Collect each line of the records containing the string "JSON".

======== Material ========

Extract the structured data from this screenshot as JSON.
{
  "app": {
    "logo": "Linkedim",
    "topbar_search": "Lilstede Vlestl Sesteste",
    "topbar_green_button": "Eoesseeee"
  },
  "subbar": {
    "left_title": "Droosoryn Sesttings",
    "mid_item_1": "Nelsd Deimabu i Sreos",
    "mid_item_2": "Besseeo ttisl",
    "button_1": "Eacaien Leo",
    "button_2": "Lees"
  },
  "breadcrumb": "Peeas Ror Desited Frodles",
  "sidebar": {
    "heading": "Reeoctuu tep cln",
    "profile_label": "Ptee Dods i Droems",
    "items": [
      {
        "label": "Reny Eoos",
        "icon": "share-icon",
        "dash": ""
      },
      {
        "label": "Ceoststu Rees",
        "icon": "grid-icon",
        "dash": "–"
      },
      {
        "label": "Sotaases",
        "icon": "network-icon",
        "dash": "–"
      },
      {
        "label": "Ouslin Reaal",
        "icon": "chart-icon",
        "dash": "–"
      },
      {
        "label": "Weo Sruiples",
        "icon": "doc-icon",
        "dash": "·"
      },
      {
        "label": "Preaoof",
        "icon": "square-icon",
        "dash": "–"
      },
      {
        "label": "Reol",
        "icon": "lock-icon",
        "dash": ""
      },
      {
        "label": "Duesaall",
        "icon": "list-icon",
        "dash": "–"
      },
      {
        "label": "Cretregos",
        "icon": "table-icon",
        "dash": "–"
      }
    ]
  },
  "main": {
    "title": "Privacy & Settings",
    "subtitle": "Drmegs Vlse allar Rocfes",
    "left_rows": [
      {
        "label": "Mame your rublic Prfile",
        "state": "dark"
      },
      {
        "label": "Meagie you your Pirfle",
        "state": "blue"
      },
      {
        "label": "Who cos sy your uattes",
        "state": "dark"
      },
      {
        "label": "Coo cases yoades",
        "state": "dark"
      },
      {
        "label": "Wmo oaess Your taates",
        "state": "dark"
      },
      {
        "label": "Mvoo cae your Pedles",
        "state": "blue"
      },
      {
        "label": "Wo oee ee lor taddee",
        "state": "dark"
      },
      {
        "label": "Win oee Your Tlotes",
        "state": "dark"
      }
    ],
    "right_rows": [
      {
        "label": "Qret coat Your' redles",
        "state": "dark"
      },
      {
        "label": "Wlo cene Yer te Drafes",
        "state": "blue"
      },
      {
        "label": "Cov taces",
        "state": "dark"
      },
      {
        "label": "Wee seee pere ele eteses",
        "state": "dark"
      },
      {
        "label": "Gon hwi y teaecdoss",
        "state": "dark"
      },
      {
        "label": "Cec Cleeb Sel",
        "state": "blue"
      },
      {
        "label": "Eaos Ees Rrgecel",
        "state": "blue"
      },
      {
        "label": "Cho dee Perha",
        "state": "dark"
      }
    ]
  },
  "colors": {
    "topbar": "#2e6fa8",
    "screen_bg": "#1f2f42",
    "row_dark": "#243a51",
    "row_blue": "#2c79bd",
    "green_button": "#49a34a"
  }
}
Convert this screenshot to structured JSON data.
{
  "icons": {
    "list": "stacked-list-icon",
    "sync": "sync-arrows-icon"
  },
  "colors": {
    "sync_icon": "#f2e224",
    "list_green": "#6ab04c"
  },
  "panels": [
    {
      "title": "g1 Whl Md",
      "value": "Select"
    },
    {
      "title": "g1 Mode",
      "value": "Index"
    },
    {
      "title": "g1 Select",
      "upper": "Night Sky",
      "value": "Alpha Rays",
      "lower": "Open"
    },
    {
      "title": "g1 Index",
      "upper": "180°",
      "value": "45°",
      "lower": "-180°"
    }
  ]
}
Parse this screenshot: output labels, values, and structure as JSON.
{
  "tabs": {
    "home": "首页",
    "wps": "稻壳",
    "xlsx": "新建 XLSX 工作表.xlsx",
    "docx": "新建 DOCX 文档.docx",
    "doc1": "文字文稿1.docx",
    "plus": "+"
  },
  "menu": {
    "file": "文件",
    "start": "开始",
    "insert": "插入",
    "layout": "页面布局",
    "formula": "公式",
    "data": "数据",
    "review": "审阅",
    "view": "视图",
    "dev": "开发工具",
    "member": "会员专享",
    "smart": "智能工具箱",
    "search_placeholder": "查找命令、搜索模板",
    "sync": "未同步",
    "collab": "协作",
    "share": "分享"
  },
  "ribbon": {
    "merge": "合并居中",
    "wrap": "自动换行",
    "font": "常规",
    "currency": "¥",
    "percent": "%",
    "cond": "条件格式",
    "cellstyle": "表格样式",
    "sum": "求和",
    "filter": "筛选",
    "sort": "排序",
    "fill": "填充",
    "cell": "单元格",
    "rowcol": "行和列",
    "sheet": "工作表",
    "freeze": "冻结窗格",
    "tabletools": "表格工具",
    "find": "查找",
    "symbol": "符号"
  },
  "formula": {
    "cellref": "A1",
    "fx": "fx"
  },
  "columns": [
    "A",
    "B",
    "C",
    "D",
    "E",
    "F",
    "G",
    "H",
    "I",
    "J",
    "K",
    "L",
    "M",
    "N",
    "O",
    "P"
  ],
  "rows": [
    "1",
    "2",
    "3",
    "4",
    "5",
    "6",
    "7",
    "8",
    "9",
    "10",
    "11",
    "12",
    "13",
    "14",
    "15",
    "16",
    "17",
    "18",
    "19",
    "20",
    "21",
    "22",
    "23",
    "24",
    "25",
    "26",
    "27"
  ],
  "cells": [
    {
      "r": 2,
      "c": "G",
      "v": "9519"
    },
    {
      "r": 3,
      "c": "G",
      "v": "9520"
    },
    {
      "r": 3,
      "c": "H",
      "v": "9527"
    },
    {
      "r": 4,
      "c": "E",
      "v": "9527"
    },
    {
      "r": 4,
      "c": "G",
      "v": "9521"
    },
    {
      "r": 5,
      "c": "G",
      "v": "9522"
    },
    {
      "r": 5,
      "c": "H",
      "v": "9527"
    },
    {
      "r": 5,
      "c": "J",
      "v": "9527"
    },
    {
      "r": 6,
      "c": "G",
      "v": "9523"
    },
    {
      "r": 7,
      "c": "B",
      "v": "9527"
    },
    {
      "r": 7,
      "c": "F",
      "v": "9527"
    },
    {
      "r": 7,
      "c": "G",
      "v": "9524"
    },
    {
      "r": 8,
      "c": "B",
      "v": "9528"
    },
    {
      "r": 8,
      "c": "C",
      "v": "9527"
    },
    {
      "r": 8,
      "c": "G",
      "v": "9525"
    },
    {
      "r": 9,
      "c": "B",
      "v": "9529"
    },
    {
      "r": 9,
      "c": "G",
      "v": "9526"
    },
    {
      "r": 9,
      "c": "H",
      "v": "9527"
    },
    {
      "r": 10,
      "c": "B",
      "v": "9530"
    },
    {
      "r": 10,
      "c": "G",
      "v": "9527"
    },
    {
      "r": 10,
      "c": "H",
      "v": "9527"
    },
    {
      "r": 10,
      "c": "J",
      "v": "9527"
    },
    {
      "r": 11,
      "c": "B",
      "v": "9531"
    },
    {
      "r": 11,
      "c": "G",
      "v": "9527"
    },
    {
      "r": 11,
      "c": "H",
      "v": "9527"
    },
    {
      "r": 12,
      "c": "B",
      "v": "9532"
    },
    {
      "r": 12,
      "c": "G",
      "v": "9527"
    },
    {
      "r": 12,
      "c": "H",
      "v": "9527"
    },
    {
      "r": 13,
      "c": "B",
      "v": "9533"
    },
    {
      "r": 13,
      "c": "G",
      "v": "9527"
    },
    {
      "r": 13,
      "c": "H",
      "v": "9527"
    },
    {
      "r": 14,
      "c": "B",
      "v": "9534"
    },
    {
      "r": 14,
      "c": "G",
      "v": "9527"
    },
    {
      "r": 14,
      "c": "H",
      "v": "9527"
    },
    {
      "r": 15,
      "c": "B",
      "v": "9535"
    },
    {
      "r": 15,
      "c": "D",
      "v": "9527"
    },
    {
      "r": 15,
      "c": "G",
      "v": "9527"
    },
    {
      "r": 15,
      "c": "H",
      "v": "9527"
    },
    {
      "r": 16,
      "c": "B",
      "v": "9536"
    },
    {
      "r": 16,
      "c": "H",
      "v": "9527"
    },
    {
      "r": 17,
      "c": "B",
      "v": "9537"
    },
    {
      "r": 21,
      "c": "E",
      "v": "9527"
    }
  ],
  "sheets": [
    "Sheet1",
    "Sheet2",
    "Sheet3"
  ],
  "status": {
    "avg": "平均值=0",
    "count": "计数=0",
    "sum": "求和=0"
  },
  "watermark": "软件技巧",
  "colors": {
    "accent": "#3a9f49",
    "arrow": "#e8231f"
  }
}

========

Correct output |
Extract the structured data from this screenshot as JSON.
Convert this screenshot to structured JSON data.
Parse this screenshot: output labels, values, and structure as JSON.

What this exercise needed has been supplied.